-- Do this --
Omit the pictures and return every entry exactly as written.

[Dataset entries]

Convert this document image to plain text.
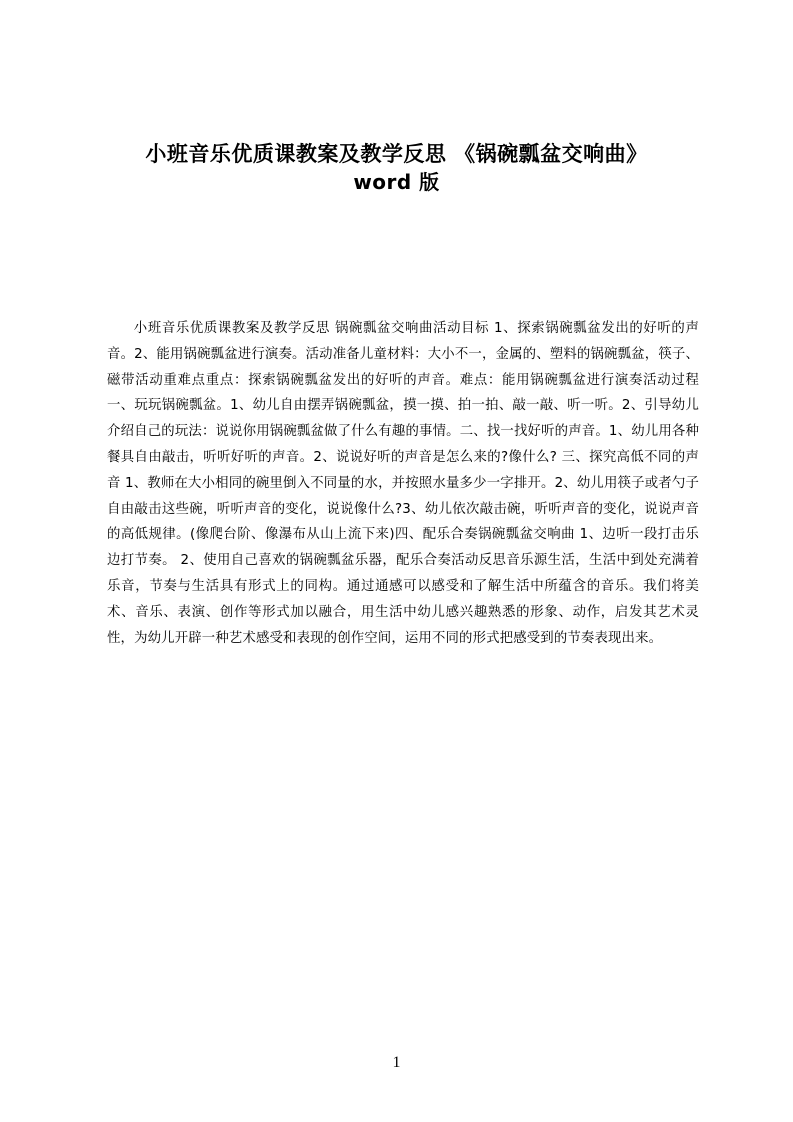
小班音乐优质课教案及教学反思 《锅碗瓢盆交响曲》
word 版
小班音乐优质课教案及教学反思 锅碗瓢盆交响曲活动目标 1、探索锅碗瓢盆发出的好听的声音。2、能用锅碗瓢盆进行演奏。活动准备儿童材料：大小不一，金属的、塑料的锅碗瓢盆，筷子、磁带活动重难点重点：探索锅碗瓢盆发出的好听的声音。难点：能用锅碗瓢盆进行演奏活动过程一、玩玩锅碗瓢盆。1、幼儿自由摆弄锅碗瓢盆，摸一摸、拍一拍、敲一敲、听一听。2、引导幼儿介绍自己的玩法：说说你用锅碗瓢盆做了什么有趣的事情。二、找一找好听的声音。1、幼儿用各种餐具自由敲击，听听好听的声音。2、说说好听的声音是怎么来的?像什么? 三、探究高低不同的声音 1、教师在大小相同的碗里倒入不同量的水，并按照水量多少一字排开。2、幼儿用筷子或者勺子自由敲击这些碗，听听声音的变化，说说像什么?3、幼儿依次敲击碗，听听声音的变化，说说声音的高低规律。(像爬台阶、像瀑布从山上流下来)四、配乐合奏锅碗瓢盆交响曲 1、边听一段打击乐边打节奏。 2、使用自己喜欢的锅碗瓢盆乐器，配乐合奏活动反思音乐源生活，生活中到处充满着乐音，节奏与生活具有形式上的同构。通过通感可以感受和了解生活中所蕴含的音乐。我们将美术、音乐、表演、创作等形式加以融合，用生活中幼儿感兴趣熟悉的形象、动作，启发其艺术灵性，为幼儿开辟一种艺术感受和表现的创作空间，运用不同的形式把感受到的节奏表现出来。
1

-- Solution to this problem --
Convert this document image to plain text.
小班音乐优质课教案及教学反思 《锅碗瓢盆交响曲》
word 版
小班音乐优质课教案及教学反思 锅碗瓢盆交响曲活动目标 1、探索锅碗瓢盆发出的好听的声音。2、能用锅碗瓢盆进行演奏。活动准备儿童材料：大小不一，金属的、塑料的锅碗瓢盆，筷子、磁带活动重难点重点：探索锅碗瓢盆发出的好听的声音。难点：能用锅碗瓢盆进行演奏活动过程一、玩玩锅碗瓢盆。1、幼儿自由摆弄锅碗瓢盆，摸一摸、拍一拍、敲一敲、听一听。2、引导幼儿介绍自己的玩法：说说你用锅碗瓢盆做了什么有趣的事情。二、找一找好听的声音。1、幼儿用各种餐具自由敲击，听听好听的声音。2、说说好听的声音是怎么来的?像什么? 三、探究高低不同的声音 1、教师在大小相同的碗里倒入不同量的水，并按照水量多少一字排开。2、幼儿用筷子或者勺子自由敲击这些碗，听听声音的变化，说说像什么?3、幼儿依次敲击碗，听听声音的变化，说说声音的高低规律。(像爬台阶、像瀑布从山上流下来)四、配乐合奏锅碗瓢盆交响曲 1、边听一段打击乐边打节奏。 2、使用自己喜欢的锅碗瓢盆乐器，配乐合奏活动反思音乐源生活，生活中到处充满着乐音，节奏与生活具有形式上的同构。通过通感可以感受和了解生活中所蕴含的音乐。我们将美术、音乐、表演、创作等形式加以融合，用生活中幼儿感兴趣熟悉的形象、动作，启发其艺术灵性，为幼儿开辟一种艺术感受和表现的创作空间，运用不同的形式把感受到的节奏表现出来。
1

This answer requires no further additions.